WRITTEN TASK: Every record must be repeated exactly; omit any pictures they contain.

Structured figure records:

---*---

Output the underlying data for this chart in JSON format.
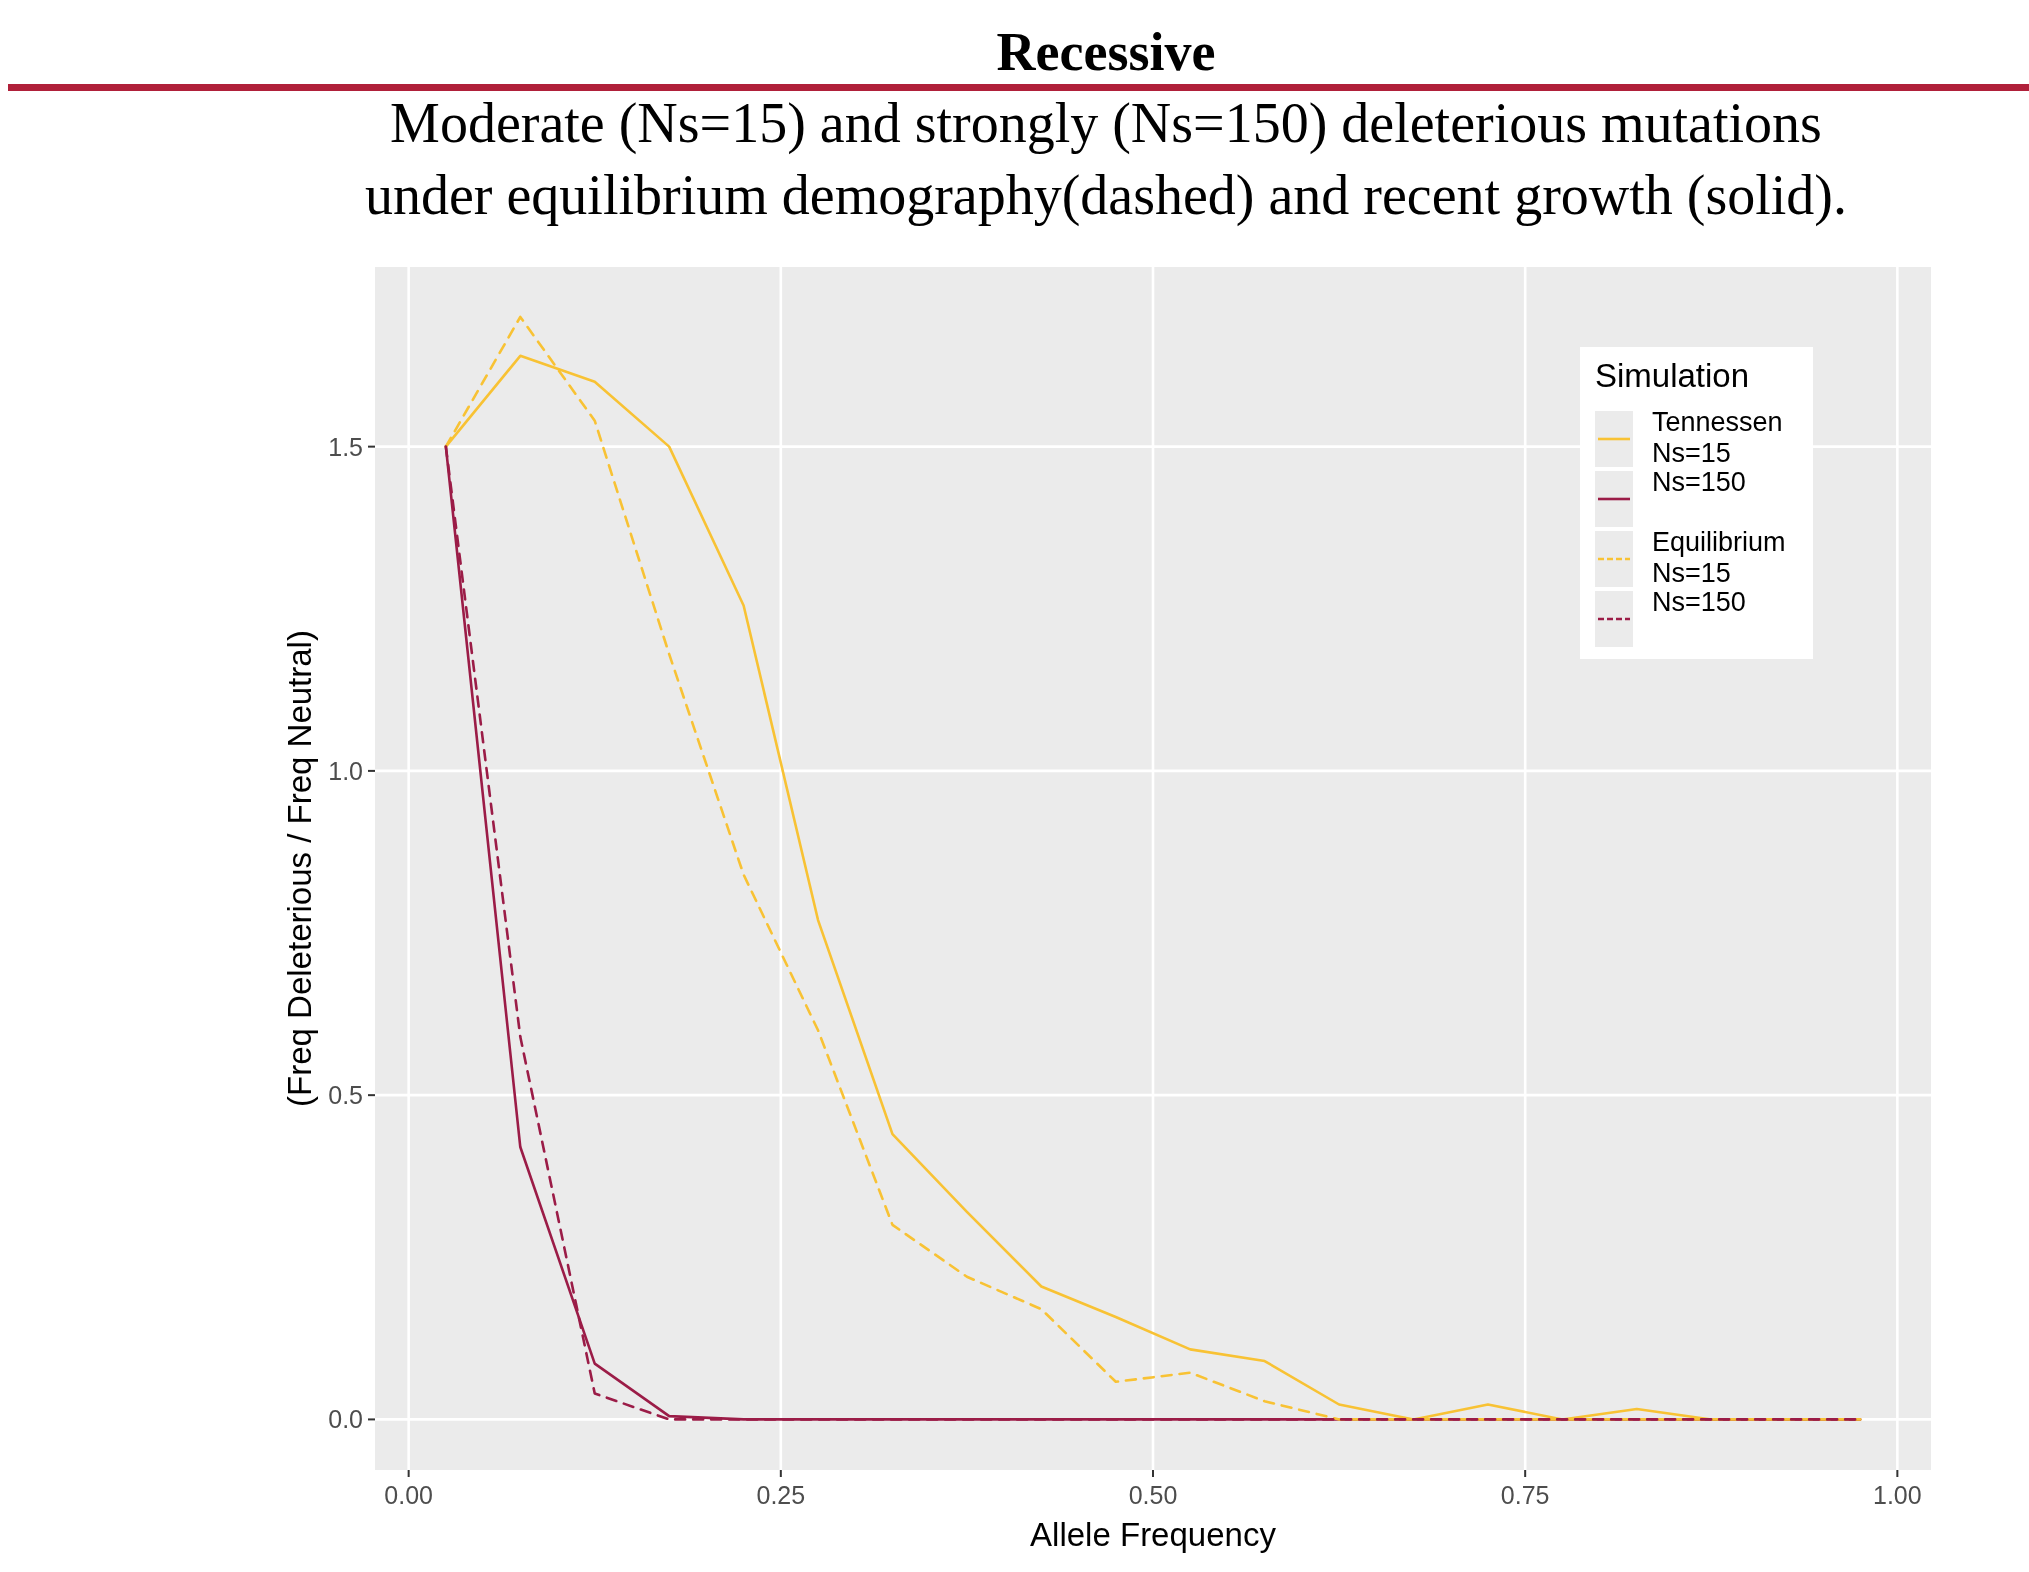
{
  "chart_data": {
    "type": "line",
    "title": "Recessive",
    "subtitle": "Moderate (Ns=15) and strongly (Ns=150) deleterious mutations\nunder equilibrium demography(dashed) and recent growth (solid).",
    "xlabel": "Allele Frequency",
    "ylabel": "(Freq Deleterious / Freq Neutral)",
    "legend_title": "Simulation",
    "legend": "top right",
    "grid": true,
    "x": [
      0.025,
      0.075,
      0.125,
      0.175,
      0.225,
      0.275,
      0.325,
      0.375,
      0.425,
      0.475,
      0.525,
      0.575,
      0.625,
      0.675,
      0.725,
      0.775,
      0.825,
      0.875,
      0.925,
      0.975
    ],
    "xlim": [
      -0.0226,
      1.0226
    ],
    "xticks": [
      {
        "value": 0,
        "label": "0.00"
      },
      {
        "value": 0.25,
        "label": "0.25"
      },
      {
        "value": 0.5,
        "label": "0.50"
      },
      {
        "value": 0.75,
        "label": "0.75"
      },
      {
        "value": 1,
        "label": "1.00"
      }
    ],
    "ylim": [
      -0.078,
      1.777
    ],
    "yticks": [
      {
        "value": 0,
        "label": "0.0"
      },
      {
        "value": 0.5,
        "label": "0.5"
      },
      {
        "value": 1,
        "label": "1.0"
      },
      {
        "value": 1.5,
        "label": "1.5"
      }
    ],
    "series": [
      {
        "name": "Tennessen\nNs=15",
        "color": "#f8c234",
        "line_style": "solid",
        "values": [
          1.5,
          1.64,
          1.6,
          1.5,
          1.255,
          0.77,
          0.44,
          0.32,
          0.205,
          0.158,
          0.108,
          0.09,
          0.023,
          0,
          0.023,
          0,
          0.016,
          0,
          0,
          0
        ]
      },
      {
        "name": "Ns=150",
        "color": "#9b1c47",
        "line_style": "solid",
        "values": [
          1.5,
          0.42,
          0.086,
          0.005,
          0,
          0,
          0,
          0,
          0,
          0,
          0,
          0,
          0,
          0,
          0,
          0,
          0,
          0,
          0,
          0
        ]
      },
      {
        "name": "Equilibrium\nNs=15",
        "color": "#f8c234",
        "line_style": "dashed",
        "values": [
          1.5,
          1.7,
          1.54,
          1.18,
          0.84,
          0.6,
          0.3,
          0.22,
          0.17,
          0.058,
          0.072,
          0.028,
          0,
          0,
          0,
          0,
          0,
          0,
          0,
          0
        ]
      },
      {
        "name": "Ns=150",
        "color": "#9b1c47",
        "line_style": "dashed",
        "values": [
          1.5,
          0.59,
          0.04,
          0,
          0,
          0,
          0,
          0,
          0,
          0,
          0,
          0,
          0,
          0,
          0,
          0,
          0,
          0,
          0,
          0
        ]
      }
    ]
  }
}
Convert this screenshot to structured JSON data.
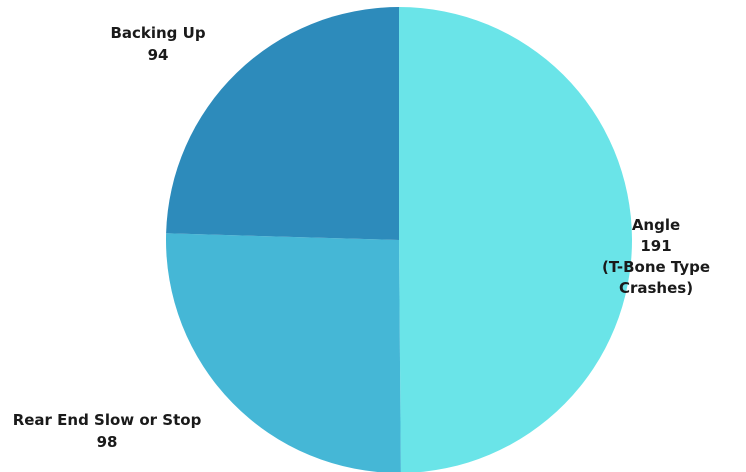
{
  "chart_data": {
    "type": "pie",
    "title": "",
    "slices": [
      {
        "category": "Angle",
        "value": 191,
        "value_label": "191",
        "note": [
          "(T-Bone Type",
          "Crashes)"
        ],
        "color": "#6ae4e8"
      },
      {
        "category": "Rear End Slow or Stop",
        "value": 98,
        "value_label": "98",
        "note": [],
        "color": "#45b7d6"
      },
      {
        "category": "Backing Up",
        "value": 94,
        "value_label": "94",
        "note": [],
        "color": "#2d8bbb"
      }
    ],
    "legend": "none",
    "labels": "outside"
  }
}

---*---

SOLUTION:
Output the underlying data for this chart in JSON format.
{
  "chart_data": {
    "type": "line",
    "title": "Recessive",
    "subtitle": "Moderate (Ns=15) and strongly (Ns=150) deleterious mutations\nunder equilibrium demography(dashed) and recent growth (solid).",
    "xlabel": "Allele Frequency",
    "ylabel": "(Freq Deleterious / Freq Neutral)",
    "legend_title": "Simulation",
    "legend": "top right",
    "grid": true,
    "x": [
      0.025,
      0.075,
      0.125,
      0.175,
      0.225,
      0.275,
      0.325,
      0.375,
      0.425,
      0.475,
      0.525,
      0.575,
      0.625,
      0.675,
      0.725,
      0.775,
      0.825,
      0.875,
      0.925,
      0.975
    ],
    "xlim": [
      -0.0226,
      1.0226
    ],
    "xticks": [
      {
        "value": 0,
        "label": "0.00"
      },
      {
        "value": 0.25,
        "label": "0.25"
      },
      {
        "value": 0.5,
        "label": "0.50"
      },
      {
        "value": 0.75,
        "label": "0.75"
      },
      {
        "value": 1,
        "label": "1.00"
      }
    ],
    "ylim": [
      -0.078,
      1.777
    ],
    "yticks": [
      {
        "value": 0,
        "label": "0.0"
      },
      {
        "value": 0.5,
        "label": "0.5"
      },
      {
        "value": 1,
        "label": "1.0"
      },
      {
        "value": 1.5,
        "label": "1.5"
      }
    ],
    "series": [
      {
        "name": "Tennessen\nNs=15",
        "color": "#f8c234",
        "line_style": "solid",
        "values": [
          1.5,
          1.64,
          1.6,
          1.5,
          1.255,
          0.77,
          0.44,
          0.32,
          0.205,
          0.158,
          0.108,
          0.09,
          0.023,
          0,
          0.023,
          0,
          0.016,
          0,
          0,
          0
        ]
      },
      {
        "name": "Ns=150",
        "color": "#9b1c47",
        "line_style": "solid",
        "values": [
          1.5,
          0.42,
          0.086,
          0.005,
          0,
          0,
          0,
          0,
          0,
          0,
          0,
          0,
          0,
          0,
          0,
          0,
          0,
          0,
          0,
          0
        ]
      },
      {
        "name": "Equilibrium\nNs=15",
        "color": "#f8c234",
        "line_style": "dashed",
        "values": [
          1.5,
          1.7,
          1.54,
          1.18,
          0.84,
          0.6,
          0.3,
          0.22,
          0.17,
          0.058,
          0.072,
          0.028,
          0,
          0,
          0,
          0,
          0,
          0,
          0,
          0
        ]
      },
      {
        "name": "Ns=150",
        "color": "#9b1c47",
        "line_style": "dashed",
        "values": [
          1.5,
          0.59,
          0.04,
          0,
          0,
          0,
          0,
          0,
          0,
          0,
          0,
          0,
          0,
          0,
          0,
          0,
          0,
          0,
          0,
          0
        ]
      }
    ]
  }
}
Convert this screenshot to structured JSON data.
{
  "chart_data": {
    "type": "pie",
    "title": "",
    "slices": [
      {
        "category": "Angle",
        "value": 191,
        "value_label": "191",
        "note": [
          "(T-Bone Type",
          "Crashes)"
        ],
        "color": "#6ae4e8"
      },
      {
        "category": "Rear End Slow or Stop",
        "value": 98,
        "value_label": "98",
        "note": [],
        "color": "#45b7d6"
      },
      {
        "category": "Backing Up",
        "value": 94,
        "value_label": "94",
        "note": [],
        "color": "#2d8bbb"
      }
    ],
    "legend": "none",
    "labels": "outside"
  }
}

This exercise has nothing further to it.